Dataset records –

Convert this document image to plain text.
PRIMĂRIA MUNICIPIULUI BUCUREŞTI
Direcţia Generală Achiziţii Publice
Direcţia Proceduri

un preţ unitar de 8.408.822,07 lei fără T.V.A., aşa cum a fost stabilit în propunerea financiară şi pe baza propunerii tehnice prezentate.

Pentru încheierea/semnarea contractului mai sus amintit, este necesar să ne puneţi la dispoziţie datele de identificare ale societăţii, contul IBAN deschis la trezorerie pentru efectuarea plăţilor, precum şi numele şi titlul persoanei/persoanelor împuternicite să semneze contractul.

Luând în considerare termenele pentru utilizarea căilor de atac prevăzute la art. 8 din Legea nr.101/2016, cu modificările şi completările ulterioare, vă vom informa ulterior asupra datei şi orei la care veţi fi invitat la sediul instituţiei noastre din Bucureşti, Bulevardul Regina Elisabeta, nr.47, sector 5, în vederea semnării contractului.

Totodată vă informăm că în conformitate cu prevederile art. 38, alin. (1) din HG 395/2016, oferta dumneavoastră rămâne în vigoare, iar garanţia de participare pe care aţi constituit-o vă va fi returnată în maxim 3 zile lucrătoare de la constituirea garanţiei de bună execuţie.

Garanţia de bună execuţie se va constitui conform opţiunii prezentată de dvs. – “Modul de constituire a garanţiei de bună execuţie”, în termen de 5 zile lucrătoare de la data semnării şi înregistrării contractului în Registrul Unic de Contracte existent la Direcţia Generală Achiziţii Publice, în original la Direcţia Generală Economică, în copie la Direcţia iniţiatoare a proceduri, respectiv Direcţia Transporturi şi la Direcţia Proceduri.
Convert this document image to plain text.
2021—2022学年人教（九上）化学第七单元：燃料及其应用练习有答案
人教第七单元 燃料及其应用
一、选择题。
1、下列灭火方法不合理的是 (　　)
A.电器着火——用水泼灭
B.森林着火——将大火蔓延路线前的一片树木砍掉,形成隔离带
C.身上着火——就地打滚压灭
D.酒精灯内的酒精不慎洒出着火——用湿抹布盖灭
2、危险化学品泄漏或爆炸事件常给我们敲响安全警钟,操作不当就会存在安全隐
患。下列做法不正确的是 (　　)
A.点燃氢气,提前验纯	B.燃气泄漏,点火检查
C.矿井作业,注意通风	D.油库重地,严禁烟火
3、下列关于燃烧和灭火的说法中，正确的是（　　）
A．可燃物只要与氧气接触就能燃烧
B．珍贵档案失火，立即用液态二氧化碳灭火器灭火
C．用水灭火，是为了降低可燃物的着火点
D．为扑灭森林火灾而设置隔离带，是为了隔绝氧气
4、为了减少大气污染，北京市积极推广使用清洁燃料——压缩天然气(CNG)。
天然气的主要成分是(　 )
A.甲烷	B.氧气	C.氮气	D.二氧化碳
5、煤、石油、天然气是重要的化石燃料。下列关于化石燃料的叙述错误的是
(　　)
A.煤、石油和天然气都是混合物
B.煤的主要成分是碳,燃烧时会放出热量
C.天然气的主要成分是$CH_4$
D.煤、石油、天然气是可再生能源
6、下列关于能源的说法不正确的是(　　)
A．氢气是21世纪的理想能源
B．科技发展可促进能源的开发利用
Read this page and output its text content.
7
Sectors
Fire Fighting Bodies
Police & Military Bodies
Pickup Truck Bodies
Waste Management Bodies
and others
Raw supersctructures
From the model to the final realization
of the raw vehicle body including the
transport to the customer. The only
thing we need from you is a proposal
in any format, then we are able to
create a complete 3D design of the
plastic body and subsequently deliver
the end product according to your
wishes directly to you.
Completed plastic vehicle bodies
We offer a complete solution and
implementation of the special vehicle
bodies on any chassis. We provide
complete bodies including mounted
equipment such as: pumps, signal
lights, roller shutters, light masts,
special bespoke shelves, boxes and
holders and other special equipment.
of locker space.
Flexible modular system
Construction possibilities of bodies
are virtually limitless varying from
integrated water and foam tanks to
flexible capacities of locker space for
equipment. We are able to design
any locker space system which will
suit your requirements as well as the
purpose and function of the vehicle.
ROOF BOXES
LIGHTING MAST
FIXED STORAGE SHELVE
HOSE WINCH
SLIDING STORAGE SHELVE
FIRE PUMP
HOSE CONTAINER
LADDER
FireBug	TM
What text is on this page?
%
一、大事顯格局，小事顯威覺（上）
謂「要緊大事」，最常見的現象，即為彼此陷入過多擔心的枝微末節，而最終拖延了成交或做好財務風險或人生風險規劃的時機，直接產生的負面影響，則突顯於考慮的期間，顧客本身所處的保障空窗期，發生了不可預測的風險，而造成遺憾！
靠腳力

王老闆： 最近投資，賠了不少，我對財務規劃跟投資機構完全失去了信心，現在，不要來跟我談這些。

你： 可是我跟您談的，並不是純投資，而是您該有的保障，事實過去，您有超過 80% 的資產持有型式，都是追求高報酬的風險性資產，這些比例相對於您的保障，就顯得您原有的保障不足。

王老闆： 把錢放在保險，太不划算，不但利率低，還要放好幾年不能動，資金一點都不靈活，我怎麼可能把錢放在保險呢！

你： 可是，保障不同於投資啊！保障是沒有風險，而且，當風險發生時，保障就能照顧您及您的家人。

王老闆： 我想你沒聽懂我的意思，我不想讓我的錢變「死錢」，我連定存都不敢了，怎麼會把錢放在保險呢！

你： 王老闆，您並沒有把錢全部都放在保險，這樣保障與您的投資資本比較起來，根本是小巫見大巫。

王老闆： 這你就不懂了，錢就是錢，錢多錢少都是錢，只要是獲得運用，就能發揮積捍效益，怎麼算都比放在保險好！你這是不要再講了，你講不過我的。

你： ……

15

What you are asked to do – Above are the records. Copy every line in them holding "plastic".

Solved exercise –
plastic body and subsequently deliver
Completed plastic vehicle bodies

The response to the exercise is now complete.